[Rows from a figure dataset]

++++

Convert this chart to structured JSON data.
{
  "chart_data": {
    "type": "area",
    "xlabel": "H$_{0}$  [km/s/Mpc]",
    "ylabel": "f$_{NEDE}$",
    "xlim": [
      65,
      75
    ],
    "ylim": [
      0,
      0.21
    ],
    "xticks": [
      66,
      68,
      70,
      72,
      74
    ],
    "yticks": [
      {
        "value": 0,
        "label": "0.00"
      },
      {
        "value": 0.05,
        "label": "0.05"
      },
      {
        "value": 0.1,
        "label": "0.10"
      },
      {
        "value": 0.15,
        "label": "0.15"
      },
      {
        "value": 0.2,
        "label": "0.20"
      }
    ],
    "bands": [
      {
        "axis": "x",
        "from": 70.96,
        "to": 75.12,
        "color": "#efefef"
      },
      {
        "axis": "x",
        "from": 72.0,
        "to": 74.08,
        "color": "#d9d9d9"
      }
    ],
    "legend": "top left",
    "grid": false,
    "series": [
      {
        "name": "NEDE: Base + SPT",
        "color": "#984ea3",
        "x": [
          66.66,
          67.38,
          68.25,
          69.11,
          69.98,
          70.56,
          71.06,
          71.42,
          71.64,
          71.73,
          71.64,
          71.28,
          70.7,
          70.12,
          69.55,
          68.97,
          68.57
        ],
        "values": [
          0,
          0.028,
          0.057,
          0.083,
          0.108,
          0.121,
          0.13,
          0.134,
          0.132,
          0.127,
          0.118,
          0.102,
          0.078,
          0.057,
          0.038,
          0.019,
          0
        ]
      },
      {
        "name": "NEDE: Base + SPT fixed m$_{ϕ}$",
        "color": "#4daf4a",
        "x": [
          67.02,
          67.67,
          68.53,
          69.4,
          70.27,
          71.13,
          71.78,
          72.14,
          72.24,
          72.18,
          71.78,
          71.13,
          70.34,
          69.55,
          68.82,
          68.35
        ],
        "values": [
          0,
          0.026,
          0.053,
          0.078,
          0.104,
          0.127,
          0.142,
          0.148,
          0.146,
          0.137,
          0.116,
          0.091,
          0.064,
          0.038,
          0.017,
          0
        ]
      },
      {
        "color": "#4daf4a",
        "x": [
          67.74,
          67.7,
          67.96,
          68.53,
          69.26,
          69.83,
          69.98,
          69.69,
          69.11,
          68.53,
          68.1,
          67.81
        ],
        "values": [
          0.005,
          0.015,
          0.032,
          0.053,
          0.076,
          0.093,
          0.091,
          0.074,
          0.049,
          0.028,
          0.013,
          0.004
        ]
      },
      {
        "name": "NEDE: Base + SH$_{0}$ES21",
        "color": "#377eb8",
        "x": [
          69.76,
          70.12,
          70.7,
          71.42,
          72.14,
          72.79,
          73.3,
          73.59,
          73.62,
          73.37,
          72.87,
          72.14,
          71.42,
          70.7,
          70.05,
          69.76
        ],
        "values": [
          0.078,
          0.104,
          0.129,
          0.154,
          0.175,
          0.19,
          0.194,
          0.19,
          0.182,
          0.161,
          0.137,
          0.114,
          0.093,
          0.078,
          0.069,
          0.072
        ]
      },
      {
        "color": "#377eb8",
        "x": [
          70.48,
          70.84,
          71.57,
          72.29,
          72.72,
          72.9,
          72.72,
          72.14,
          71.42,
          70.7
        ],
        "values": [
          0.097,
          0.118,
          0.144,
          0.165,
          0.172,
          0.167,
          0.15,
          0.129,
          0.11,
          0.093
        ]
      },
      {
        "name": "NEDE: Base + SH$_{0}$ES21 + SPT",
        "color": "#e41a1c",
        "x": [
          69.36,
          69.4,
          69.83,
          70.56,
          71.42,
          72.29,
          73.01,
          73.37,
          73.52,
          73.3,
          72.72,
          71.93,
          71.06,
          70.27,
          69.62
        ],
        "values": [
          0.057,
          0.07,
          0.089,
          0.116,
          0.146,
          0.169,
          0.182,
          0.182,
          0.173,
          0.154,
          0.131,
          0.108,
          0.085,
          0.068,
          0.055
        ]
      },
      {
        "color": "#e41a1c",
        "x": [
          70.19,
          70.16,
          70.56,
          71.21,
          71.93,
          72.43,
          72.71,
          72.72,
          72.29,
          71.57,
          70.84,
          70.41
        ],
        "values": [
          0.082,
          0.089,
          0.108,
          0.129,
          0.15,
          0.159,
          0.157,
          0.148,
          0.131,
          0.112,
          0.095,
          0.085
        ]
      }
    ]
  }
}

++++

**To be done**:
Repeat the listing in full, keeping every line exactly as it is.

**Task solution**:
Convert this chart to structured JSON data.
{
  "chart_data": {
    "type": "area",
    "xlabel": "H$_{0}$  [km/s/Mpc]",
    "ylabel": "f$_{NEDE}$",
    "xlim": [
      65,
      75
    ],
    "ylim": [
      0,
      0.21
    ],
    "xticks": [
      66,
      68,
      70,
      72,
      74
    ],
    "yticks": [
      {
        "value": 0,
        "label": "0.00"
      },
      {
        "value": 0.05,
        "label": "0.05"
      },
      {
        "value": 0.1,
        "label": "0.10"
      },
      {
        "value": 0.15,
        "label": "0.15"
      },
      {
        "value": 0.2,
        "label": "0.20"
      }
    ],
    "bands": [
      {
        "axis": "x",
        "from": 70.96,
        "to": 75.12,
        "color": "#efefef"
      },
      {
        "axis": "x",
        "from": 72.0,
        "to": 74.08,
        "color": "#d9d9d9"
      }
    ],
    "legend": "top left",
    "grid": false,
    "series": [
      {
        "name": "NEDE: Base + SPT",
        "color": "#984ea3",
        "x": [
          66.66,
          67.38,
          68.25,
          69.11,
          69.98,
          70.56,
          71.06,
          71.42,
          71.64,
          71.73,
          71.64,
          71.28,
          70.7,
          70.12,
          69.55,
          68.97,
          68.57
        ],
        "values": [
          0,
          0.028,
          0.057,
          0.083,
          0.108,
          0.121,
          0.13,
          0.134,
          0.132,
          0.127,
          0.118,
          0.102,
          0.078,
          0.057,
          0.038,
          0.019,
          0
        ]
      },
      {
        "name": "NEDE: Base + SPT fixed m$_{ϕ}$",
        "color": "#4daf4a",
        "x": [
          67.02,
          67.67,
          68.53,
          69.4,
          70.27,
          71.13,
          71.78,
          72.14,
          72.24,
          72.18,
          71.78,
          71.13,
          70.34,
          69.55,
          68.82,
          68.35
        ],
        "values": [
          0,
          0.026,
          0.053,
          0.078,
          0.104,
          0.127,
          0.142,
          0.148,
          0.146,
          0.137,
          0.116,
          0.091,
          0.064,
          0.038,
          0.017,
          0
        ]
      },
      {
        "color": "#4daf4a",
        "x": [
          67.74,
          67.7,
          67.96,
          68.53,
          69.26,
          69.83,
          69.98,
          69.69,
          69.11,
          68.53,
          68.1,
          67.81
        ],
        "values": [
          0.005,
          0.015,
          0.032,
          0.053,
          0.076,
          0.093,
          0.091,
          0.074,
          0.049,
          0.028,
          0.013,
          0.004
        ]
      },
      {
        "name": "NEDE: Base + SH$_{0}$ES21",
        "color": "#377eb8",
        "x": [
          69.76,
          70.12,
          70.7,
          71.42,
          72.14,
          72.79,
          73.3,
          73.59,
          73.62,
          73.37,
          72.87,
          72.14,
          71.42,
          70.7,
          70.05,
          69.76
        ],
        "values": [
          0.078,
          0.104,
          0.129,
          0.154,
          0.175,
          0.19,
          0.194,
          0.19,
          0.182,
          0.161,
          0.137,
          0.114,
          0.093,
          0.078,
          0.069,
          0.072
        ]
      },
      {
        "color": "#377eb8",
        "x": [
          70.48,
          70.84,
          71.57,
          72.29,
          72.72,
          72.9,
          72.72,
          72.14,
          71.42,
          70.7
        ],
        "values": [
          0.097,
          0.118,
          0.144,
          0.165,
          0.172,
          0.167,
          0.15,
          0.129,
          0.11,
          0.093
        ]
      },
      {
        "name": "NEDE: Base + SH$_{0}$ES21 + SPT",
        "color": "#e41a1c",
        "x": [
          69.36,
          69.4,
          69.83,
          70.56,
          71.42,
          72.29,
          73.01,
          73.37,
          73.52,
          73.3,
          72.72,
          71.93,
          71.06,
          70.27,
          69.62
        ],
        "values": [
          0.057,
          0.07,
          0.089,
          0.116,
          0.146,
          0.169,
          0.182,
          0.182,
          0.173,
          0.154,
          0.131,
          0.108,
          0.085,
          0.068,
          0.055
        ]
      },
      {
        "color": "#e41a1c",
        "x": [
          70.19,
          70.16,
          70.56,
          71.21,
          71.93,
          72.43,
          72.71,
          72.72,
          72.29,
          71.57,
          70.84,
          70.41
        ],
        "values": [
          0.082,
          0.089,
          0.108,
          0.129,
          0.15,
          0.159,
          0.157,
          0.148,
          0.131,
          0.112,
          0.095,
          0.085
        ]
      }
    ]
  }
}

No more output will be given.